> _WORK INSTRUCTIONS_
Without the pictures, return each record as it appears.

[Start of WORKING DATA]

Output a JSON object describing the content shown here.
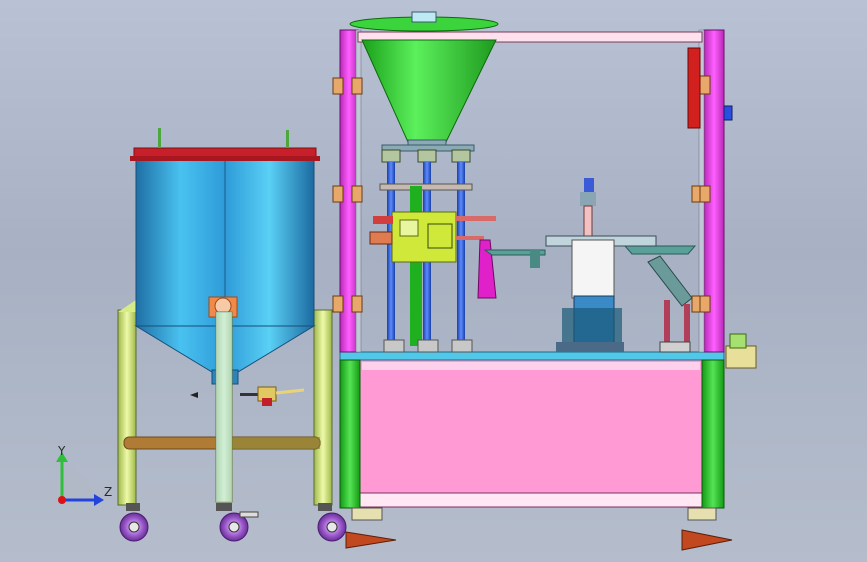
{
  "viewport": {
    "background_top": "#b9c2d4",
    "background_bottom": "#b5bdcc"
  },
  "triad": {
    "y_label": "Y",
    "z_label": "Z",
    "y_color": "#2fbf3a",
    "z_color": "#2244dd",
    "origin_color": "#dd1111"
  },
  "model_colors": {
    "tank": "#3aa6e0",
    "tank_lid": "#c8202a",
    "hopper": "#3cd43c",
    "frame_upright": "#e040e8",
    "frame_green": "#33d633",
    "cabinet_panel": "#ff9ad4",
    "legs": "#d9f08a",
    "casters": "#9a4fc8"
  }
}
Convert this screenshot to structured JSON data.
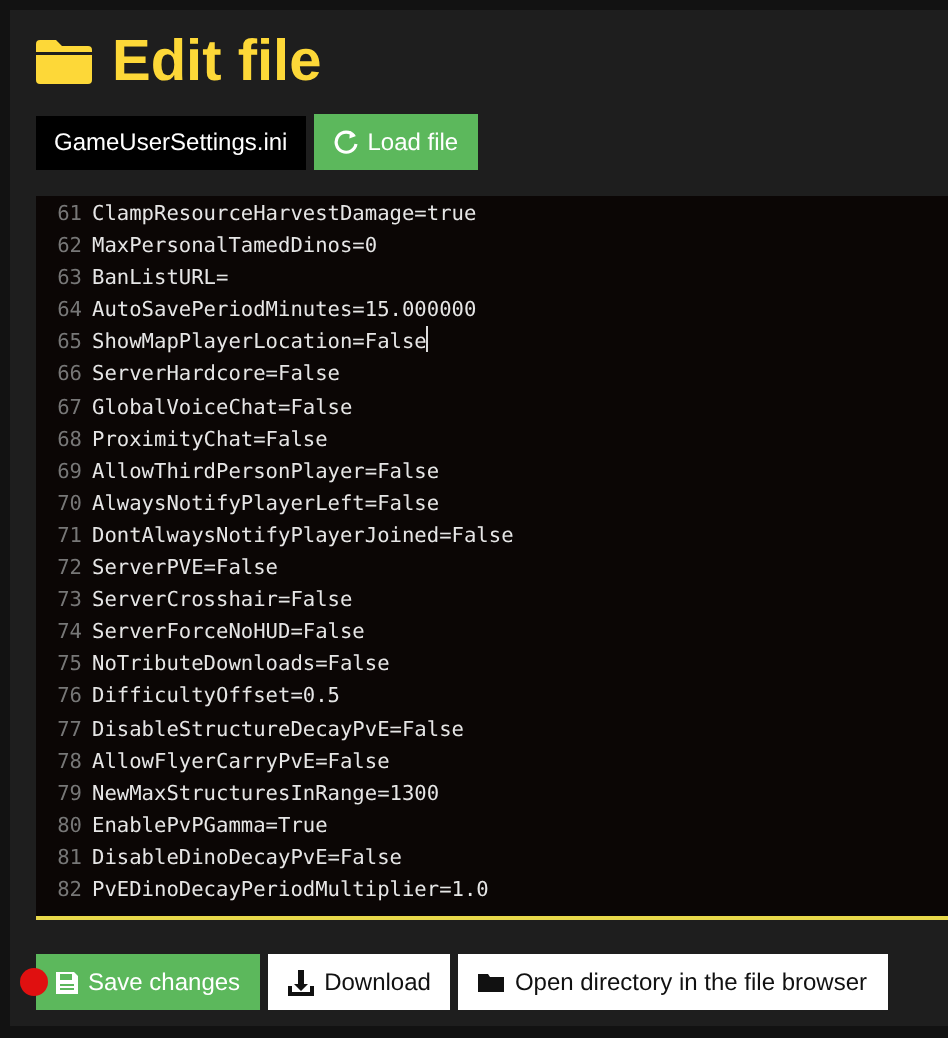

[End of WORKING DATA]

> _RESPONSE TO THE TASK_
Output a JSON object describing the content shown here.
{
  "viewport": {
    "background_top": "#b9c2d4",
    "background_bottom": "#b5bdcc"
  },
  "triad": {
    "y_label": "Y",
    "z_label": "Z",
    "y_color": "#2fbf3a",
    "z_color": "#2244dd",
    "origin_color": "#dd1111"
  },
  "model_colors": {
    "tank": "#3aa6e0",
    "tank_lid": "#c8202a",
    "hopper": "#3cd43c",
    "frame_upright": "#e040e8",
    "frame_green": "#33d633",
    "cabinet_panel": "#ff9ad4",
    "legs": "#d9f08a",
    "casters": "#9a4fc8"
  }
}
Convert this screenshot to structured JSON data.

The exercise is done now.